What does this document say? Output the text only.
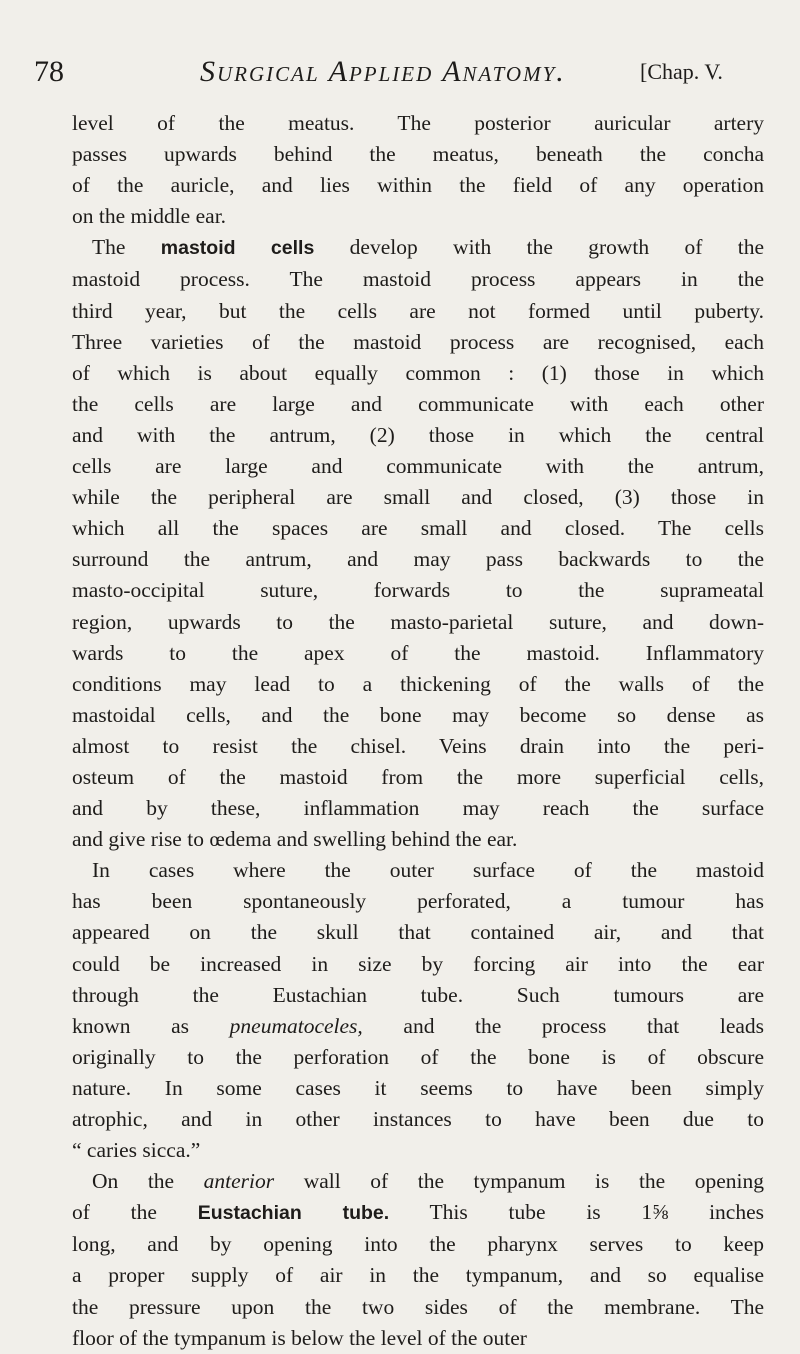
78	Surgical Applied Anatomy.	[Chap. V.
level of the meatus. The posterior auricular artery
passes upwards behind the meatus, beneath the concha
of the auricle, and lies within the field of any operation
on the middle ear.
The mastoid cells develop with the growth of the
mastoid process. The mastoid process appears in the
third year, but the cells are not formed until puberty.
Three varieties of the mastoid process are recognised, each
of which is about equally common : (1) those in which
the cells are large and communicate with each other
and with the antrum, (2) those in which the central
cells are large and communicate with the antrum,
while the peripheral are small and closed, (3) those in
which all the spaces are small and closed. The cells
surround the antrum, and may pass backwards to the
masto-occipital suture, forwards to the suprameatal
region, upwards to the masto-parietal suture, and down-
wards to the apex of the mastoid. Inflammatory
conditions may lead to a thickening of the walls of the
mastoidal cells, and the bone may become so dense as
almost to resist the chisel. Veins drain into the peri-
osteum of the mastoid from the more superficial cells,
and by these, inflammation may reach the surface
and give rise to œdema and swelling behind the ear.
In cases where the outer surface of the mastoid
has been spontaneously perforated, a tumour has
appeared on the skull that contained air, and that
could be increased in size by forcing air into the ear
through the Eustachian tube. Such tumours are
known as pneumatoceles, and the process that leads
originally to the perforation of the bone is of obscure
nature. In some cases it seems to have been simply
atrophic, and in other instances to have been due to
“ caries sicca.”
On the anterior wall of the tympanum is the opening
of the Eustachian tube. This tube is 1⅝ inches
long, and by opening into the pharynx serves to keep
a proper supply of air in the tympanum, and so equalise
the pressure upon the two sides of the membrane. The
floor of the tympanum is below the level of the outer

════════════════════

■ Assigned task
Restate each record from above word for word, excluding any picture it holds.

■ Exercise answer
What does this document say? Output the text only.
78	Surgical Applied Anatomy.	[Chap. V.
level of the meatus. The posterior auricular artery
passes upwards behind the meatus, beneath the concha
of the auricle, and lies within the field of any operation
on the middle ear.
The mastoid cells develop with the growth of the
mastoid process. The mastoid process appears in the
third year, but the cells are not formed until puberty.
Three varieties of the mastoid process are recognised, each
of which is about equally common : (1) those in which
the cells are large and communicate with each other
and with the antrum, (2) those in which the central
cells are large and communicate with the antrum,
while the peripheral are small and closed, (3) those in
which all the spaces are small and closed. The cells
surround the antrum, and may pass backwards to the
masto-occipital suture, forwards to the suprameatal
region, upwards to the masto-parietal suture, and down-
wards to the apex of the mastoid. Inflammatory
conditions may lead to a thickening of the walls of the
mastoidal cells, and the bone may become so dense as
almost to resist the chisel. Veins drain into the peri-
osteum of the mastoid from the more superficial cells,
and by these, inflammation may reach the surface
and give rise to œdema and swelling behind the ear.
In cases where the outer surface of the mastoid
has been spontaneously perforated, a tumour has
appeared on the skull that contained air, and that
could be increased in size by forcing air into the ear
through the Eustachian tube. Such tumours are
known as pneumatoceles, and the process that leads
originally to the perforation of the bone is of obscure
nature. In some cases it seems to have been simply
atrophic, and in other instances to have been due to
“ caries sicca.”
On the anterior wall of the tympanum is the opening
of the Eustachian tube. This tube is 1⅝ inches
long, and by opening into the pharynx serves to keep
a proper supply of air in the tympanum, and so equalise
the pressure upon the two sides of the membrane. The
floor of the tympanum is below the level of the outer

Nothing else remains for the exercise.